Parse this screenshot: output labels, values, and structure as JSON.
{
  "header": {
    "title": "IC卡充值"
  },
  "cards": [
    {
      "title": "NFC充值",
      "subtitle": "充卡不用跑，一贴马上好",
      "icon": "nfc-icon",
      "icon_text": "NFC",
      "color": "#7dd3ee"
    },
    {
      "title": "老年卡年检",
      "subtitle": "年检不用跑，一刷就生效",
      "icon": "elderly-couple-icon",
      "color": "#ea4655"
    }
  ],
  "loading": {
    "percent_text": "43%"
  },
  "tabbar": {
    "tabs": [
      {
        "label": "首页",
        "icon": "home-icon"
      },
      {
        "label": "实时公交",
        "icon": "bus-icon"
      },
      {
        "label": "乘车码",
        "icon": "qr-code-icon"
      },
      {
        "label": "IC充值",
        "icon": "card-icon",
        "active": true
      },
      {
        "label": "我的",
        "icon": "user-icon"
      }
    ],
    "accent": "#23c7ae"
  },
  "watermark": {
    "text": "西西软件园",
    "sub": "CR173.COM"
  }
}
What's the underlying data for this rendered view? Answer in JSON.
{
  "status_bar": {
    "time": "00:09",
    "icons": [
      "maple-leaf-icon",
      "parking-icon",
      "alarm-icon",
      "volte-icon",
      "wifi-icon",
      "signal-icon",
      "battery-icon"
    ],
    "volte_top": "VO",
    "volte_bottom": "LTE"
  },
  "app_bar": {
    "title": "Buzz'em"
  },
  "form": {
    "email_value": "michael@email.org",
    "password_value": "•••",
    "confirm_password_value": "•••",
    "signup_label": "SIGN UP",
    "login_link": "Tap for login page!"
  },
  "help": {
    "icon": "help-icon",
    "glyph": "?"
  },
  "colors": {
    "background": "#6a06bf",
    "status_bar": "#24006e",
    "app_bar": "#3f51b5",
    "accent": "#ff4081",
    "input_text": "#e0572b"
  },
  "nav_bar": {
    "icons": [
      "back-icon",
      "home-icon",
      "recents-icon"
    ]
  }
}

* * *

Give the entries once more, exactly as they appear.

Parse this screenshot: output labels, values, and structure as JSON.
{
  "header": {
    "title": "IC卡充值"
  },
  "cards": [
    {
      "title": "NFC充值",
      "subtitle": "充卡不用跑，一贴马上好",
      "icon": "nfc-icon",
      "icon_text": "NFC",
      "color": "#7dd3ee"
    },
    {
      "title": "老年卡年检",
      "subtitle": "年检不用跑，一刷就生效",
      "icon": "elderly-couple-icon",
      "color": "#ea4655"
    }
  ],
  "loading": {
    "percent_text": "43%"
  },
  "tabbar": {
    "tabs": [
      {
        "label": "首页",
        "icon": "home-icon"
      },
      {
        "label": "实时公交",
        "icon": "bus-icon"
      },
      {
        "label": "乘车码",
        "icon": "qr-code-icon"
      },
      {
        "label": "IC充值",
        "icon": "card-icon",
        "active": true
      },
      {
        "label": "我的",
        "icon": "user-icon"
      }
    ],
    "accent": "#23c7ae"
  },
  "watermark": {
    "text": "西西软件园",
    "sub": "CR173.COM"
  }
}
What's the underlying data for this rendered view? Answer in JSON.
{
  "status_bar": {
    "time": "00:09",
    "icons": [
      "maple-leaf-icon",
      "parking-icon",
      "alarm-icon",
      "volte-icon",
      "wifi-icon",
      "signal-icon",
      "battery-icon"
    ],
    "volte_top": "VO",
    "volte_bottom": "LTE"
  },
  "app_bar": {
    "title": "Buzz'em"
  },
  "form": {
    "email_value": "michael@email.org",
    "password_value": "•••",
    "confirm_password_value": "•••",
    "signup_label": "SIGN UP",
    "login_link": "Tap for login page!"
  },
  "help": {
    "icon": "help-icon",
    "glyph": "?"
  },
  "colors": {
    "background": "#6a06bf",
    "status_bar": "#24006e",
    "app_bar": "#3f51b5",
    "accent": "#ff4081",
    "input_text": "#e0572b"
  },
  "nav_bar": {
    "icons": [
      "back-icon",
      "home-icon",
      "recents-icon"
    ]
  }
}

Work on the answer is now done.